» **REQUIRED WORK**: Give back every line exactly as it appears, pictures excluded.

Collected data entries:
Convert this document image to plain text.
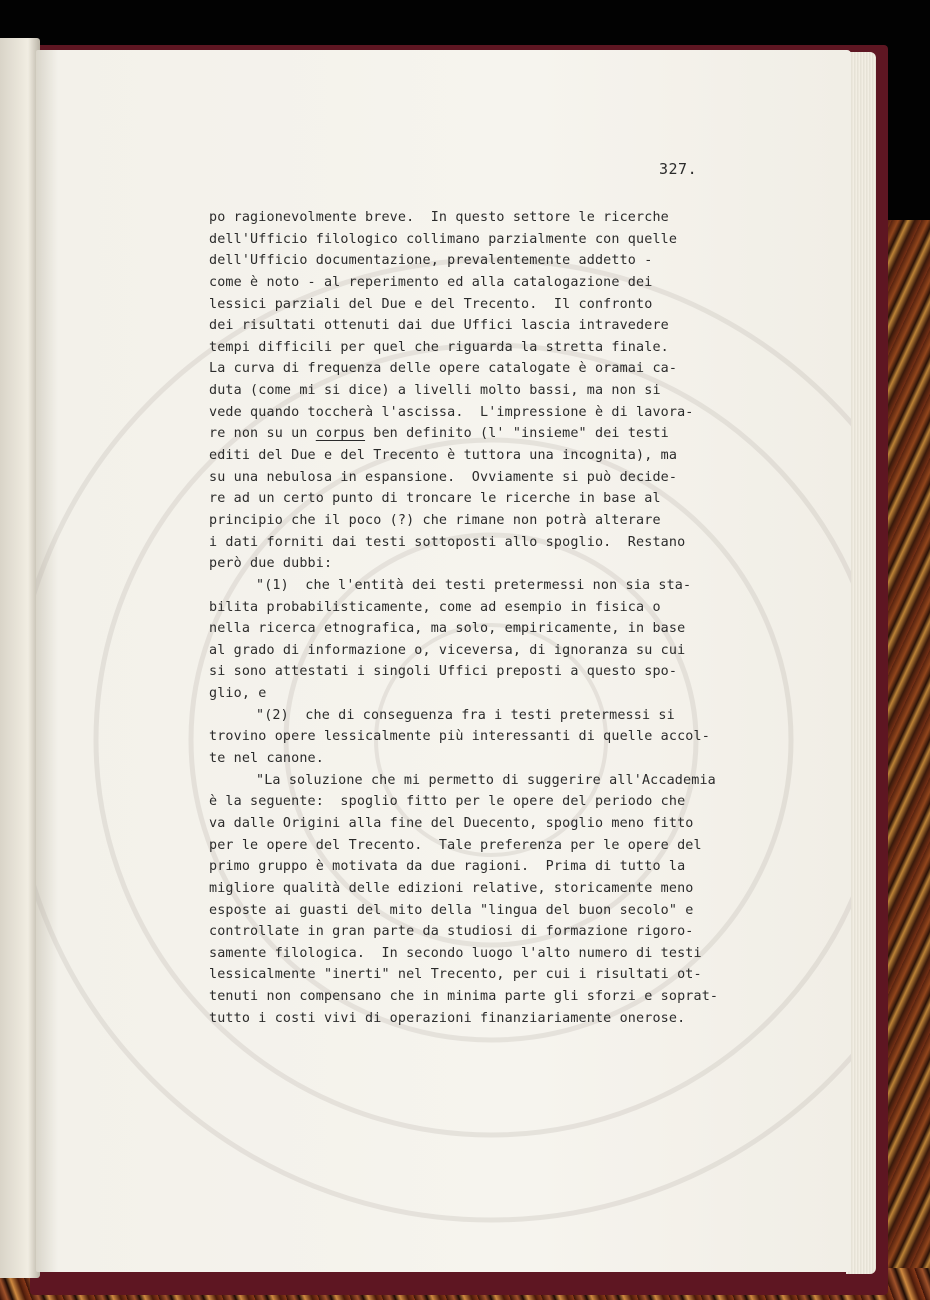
327.
po ragionevolmente breve.  In questo settore le ricerche
dell'Ufficio filologico collimano parzialmente con quelle
dell'Ufficio documentazione, prevalentemente addetto -
come è noto - al reperimento ed alla catalogazione dei
lessici parziali del Due e del Trecento.  Il confronto
dei risultati ottenuti dai due Uffici lascia intravedere
tempi difficili per quel che riguarda la stretta finale.
La curva di frequenza delle opere catalogate è oramai ca-
duta (come mi si dice) a livelli molto bassi, ma non si
vede quando toccherà l'ascissa.  L'impressione è di lavora-
re non su un corpus ben definito (l' "insieme" dei testi
editi del Due e del Trecento è tuttora una incognita), ma
su una nebulosa in espansione.  Ovviamente si può decide-
re ad un certo punto di troncare le ricerche in base al
principio che il poco (?) che rimane non potrà alterare
i dati forniti dai testi sottoposti allo spoglio.  Restano
però due dubbi:
"(1)  che l'entità dei testi pretermessi non sia sta-
bilita probabilisticamente, come ad esempio in fisica o
nella ricerca etnografica, ma solo, empiricamente, in base
al grado di informazione o, viceversa, di ignoranza su cui
si sono attestati i singoli Uffici preposti a questo spo-
glio, e
"(2)  che di conseguenza fra i testi pretermessi si
trovino opere lessicalmente più interessanti di quelle accol-
te nel canone.
"La soluzione che mi permetto di suggerire all'Accademia
è la seguente:  spoglio fitto per le opere del periodo che
va dalle Origini alla fine del Duecento, spoglio meno fitto
per le opere del Trecento.  Tale preferenza per le opere del
primo gruppo è motivata da due ragioni.  Prima di tutto la
migliore qualità delle edizioni relative, storicamente meno
esposte ai guasti del mito della "lingua del buon secolo" e
controllate in gran parte da studiosi di formazione rigoro-
samente filologica.  In secondo luogo l'alto numero di testi
lessicalmente "inerti" nel Trecento, per cui i risultati ot-
tenuti non compensano che in minima parte gli sforzi e soprat-
tutto i costi vivi di operazioni finanziariamente onerose.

» **OUTPUT FOR THIS EXERCISE**:
Convert this document image to plain text.
327.
po ragionevolmente breve.  In questo settore le ricerche
dell'Ufficio filologico collimano parzialmente con quelle
dell'Ufficio documentazione, prevalentemente addetto -
come è noto - al reperimento ed alla catalogazione dei
lessici parziali del Due e del Trecento.  Il confronto
dei risultati ottenuti dai due Uffici lascia intravedere
tempi difficili per quel che riguarda la stretta finale.
La curva di frequenza delle opere catalogate è oramai ca-
duta (come mi si dice) a livelli molto bassi, ma non si
vede quando toccherà l'ascissa.  L'impressione è di lavora-
re non su un corpus ben definito (l' "insieme" dei testi
editi del Due e del Trecento è tuttora una incognita), ma
su una nebulosa in espansione.  Ovviamente si può decide-
re ad un certo punto di troncare le ricerche in base al
principio che il poco (?) che rimane non potrà alterare
i dati forniti dai testi sottoposti allo spoglio.  Restano
però due dubbi:
"(1)  che l'entità dei testi pretermessi non sia sta-
bilita probabilisticamente, come ad esempio in fisica o
nella ricerca etnografica, ma solo, empiricamente, in base
al grado di informazione o, viceversa, di ignoranza su cui
si sono attestati i singoli Uffici preposti a questo spo-
glio, e
"(2)  che di conseguenza fra i testi pretermessi si
trovino opere lessicalmente più interessanti di quelle accol-
te nel canone.
"La soluzione che mi permetto di suggerire all'Accademia
è la seguente:  spoglio fitto per le opere del periodo che
va dalle Origini alla fine del Duecento, spoglio meno fitto
per le opere del Trecento.  Tale preferenza per le opere del
primo gruppo è motivata da due ragioni.  Prima di tutto la
migliore qualità delle edizioni relative, storicamente meno
esposte ai guasti del mito della "lingua del buon secolo" e
controllate in gran parte da studiosi di formazione rigoro-
samente filologica.  In secondo luogo l'alto numero di testi
lessicalmente "inerti" nel Trecento, per cui i risultati ot-
tenuti non compensano che in minima parte gli sforzi e soprat-
tutto i costi vivi di operazioni finanziariamente onerose.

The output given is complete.